— start —

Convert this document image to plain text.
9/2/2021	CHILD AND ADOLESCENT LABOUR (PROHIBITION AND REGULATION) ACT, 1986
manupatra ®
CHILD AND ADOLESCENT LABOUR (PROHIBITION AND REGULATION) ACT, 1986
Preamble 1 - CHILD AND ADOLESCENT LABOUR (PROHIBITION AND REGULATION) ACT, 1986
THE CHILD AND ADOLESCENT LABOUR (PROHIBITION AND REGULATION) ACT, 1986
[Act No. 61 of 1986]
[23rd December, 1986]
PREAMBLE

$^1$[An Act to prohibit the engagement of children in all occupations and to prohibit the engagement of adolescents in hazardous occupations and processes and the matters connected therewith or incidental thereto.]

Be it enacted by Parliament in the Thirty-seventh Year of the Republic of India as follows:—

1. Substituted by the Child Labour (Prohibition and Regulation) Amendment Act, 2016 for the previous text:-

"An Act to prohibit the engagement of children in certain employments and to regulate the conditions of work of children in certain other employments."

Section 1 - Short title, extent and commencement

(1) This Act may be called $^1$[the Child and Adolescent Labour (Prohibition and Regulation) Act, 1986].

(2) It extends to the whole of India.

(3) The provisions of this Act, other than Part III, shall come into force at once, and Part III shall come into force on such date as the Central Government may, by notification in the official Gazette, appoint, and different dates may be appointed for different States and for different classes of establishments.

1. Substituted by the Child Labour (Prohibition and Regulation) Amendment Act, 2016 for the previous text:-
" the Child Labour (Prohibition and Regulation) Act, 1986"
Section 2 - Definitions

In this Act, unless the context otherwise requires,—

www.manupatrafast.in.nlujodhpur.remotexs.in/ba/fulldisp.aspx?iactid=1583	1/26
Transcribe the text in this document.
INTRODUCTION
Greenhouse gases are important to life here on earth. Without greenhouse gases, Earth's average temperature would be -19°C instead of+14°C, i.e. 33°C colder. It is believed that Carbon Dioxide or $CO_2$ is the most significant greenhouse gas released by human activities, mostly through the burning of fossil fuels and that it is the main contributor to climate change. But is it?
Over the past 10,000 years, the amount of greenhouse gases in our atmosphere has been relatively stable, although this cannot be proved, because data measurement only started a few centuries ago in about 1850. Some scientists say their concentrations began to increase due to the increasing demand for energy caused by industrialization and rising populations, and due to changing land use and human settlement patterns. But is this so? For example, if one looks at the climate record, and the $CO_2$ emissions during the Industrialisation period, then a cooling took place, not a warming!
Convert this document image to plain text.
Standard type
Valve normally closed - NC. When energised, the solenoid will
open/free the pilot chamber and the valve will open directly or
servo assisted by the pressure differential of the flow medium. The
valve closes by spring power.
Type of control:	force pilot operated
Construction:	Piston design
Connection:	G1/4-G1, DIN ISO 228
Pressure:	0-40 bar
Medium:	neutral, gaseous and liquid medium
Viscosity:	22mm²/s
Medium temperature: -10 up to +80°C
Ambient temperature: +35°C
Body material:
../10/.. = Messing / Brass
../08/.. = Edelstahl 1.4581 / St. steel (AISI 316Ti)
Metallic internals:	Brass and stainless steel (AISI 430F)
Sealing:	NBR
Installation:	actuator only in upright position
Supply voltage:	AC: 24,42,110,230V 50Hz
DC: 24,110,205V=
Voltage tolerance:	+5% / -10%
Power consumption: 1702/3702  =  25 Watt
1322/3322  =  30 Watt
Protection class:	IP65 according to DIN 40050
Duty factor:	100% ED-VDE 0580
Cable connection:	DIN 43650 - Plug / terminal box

— end —

> [Task brief] Give the number of lines in the listing above that contain "climate", and nothing else.

> [Solution below] 2